- _Aim_
Return every entry exactly as written.

- _Material for the task_
--- start ---

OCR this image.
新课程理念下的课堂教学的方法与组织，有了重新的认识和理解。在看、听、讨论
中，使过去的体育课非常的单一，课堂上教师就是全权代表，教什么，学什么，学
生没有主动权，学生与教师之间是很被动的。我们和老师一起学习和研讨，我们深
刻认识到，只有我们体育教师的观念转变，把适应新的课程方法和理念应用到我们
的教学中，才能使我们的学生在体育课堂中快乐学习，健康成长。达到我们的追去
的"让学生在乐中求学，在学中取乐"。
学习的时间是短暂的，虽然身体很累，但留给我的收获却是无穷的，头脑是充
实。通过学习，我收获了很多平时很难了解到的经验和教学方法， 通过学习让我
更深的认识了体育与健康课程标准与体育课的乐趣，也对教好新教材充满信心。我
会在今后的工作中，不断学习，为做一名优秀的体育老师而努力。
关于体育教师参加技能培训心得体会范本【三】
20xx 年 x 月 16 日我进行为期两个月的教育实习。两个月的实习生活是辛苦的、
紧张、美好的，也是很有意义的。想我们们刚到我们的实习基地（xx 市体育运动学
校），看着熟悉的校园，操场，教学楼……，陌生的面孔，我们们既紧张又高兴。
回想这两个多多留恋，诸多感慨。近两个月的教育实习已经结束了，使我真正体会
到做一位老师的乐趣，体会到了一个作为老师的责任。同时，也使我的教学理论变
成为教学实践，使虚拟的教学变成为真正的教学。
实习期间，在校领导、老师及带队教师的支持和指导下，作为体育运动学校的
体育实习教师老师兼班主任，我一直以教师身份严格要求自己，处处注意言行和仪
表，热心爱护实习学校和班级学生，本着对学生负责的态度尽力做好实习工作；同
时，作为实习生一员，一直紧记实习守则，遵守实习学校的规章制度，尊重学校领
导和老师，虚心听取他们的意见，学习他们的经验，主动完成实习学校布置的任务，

--- end ---

- _Answer below_
OCR this image.
新课程理念下的课堂教学的方法与组织，有了重新的认识和理解。在看、听、讨论
中，使过去的体育课非常的单一，课堂上教师就是全权代表，教什么，学什么，学
生没有主动权，学生与教师之间是很被动的。我们和老师一起学习和研讨，我们深
刻认识到，只有我们体育教师的观念转变，把适应新的课程方法和理念应用到我们
的教学中，才能使我们的学生在体育课堂中快乐学习，健康成长。达到我们的追去
的"让学生在乐中求学，在学中取乐"。
学习的时间是短暂的，虽然身体很累，但留给我的收获却是无穷的，头脑是充
实。通过学习，我收获了很多平时很难了解到的经验和教学方法， 通过学习让我
更深的认识了体育与健康课程标准与体育课的乐趣，也对教好新教材充满信心。我
会在今后的工作中，不断学习，为做一名优秀的体育老师而努力。
关于体育教师参加技能培训心得体会范本【三】
20xx 年 x 月 16 日我进行为期两个月的教育实习。两个月的实习生活是辛苦的、
紧张、美好的，也是很有意义的。想我们们刚到我们的实习基地（xx 市体育运动学
校），看着熟悉的校园，操场，教学楼……，陌生的面孔，我们们既紧张又高兴。
回想这两个多多留恋，诸多感慨。近两个月的教育实习已经结束了，使我真正体会
到做一位老师的乐趣，体会到了一个作为老师的责任。同时，也使我的教学理论变
成为教学实践，使虚拟的教学变成为真正的教学。
实习期间，在校领导、老师及带队教师的支持和指导下，作为体育运动学校的
体育实习教师老师兼班主任，我一直以教师身份严格要求自己，处处注意言行和仪
表，热心爱护实习学校和班级学生，本着对学生负责的态度尽力做好实习工作；同
时，作为实习生一员，一直紧记实习守则，遵守实习学校的规章制度，尊重学校领
导和老师，虚心听取他们的意见，学习他们的经验，主动完成实习学校布置的任务，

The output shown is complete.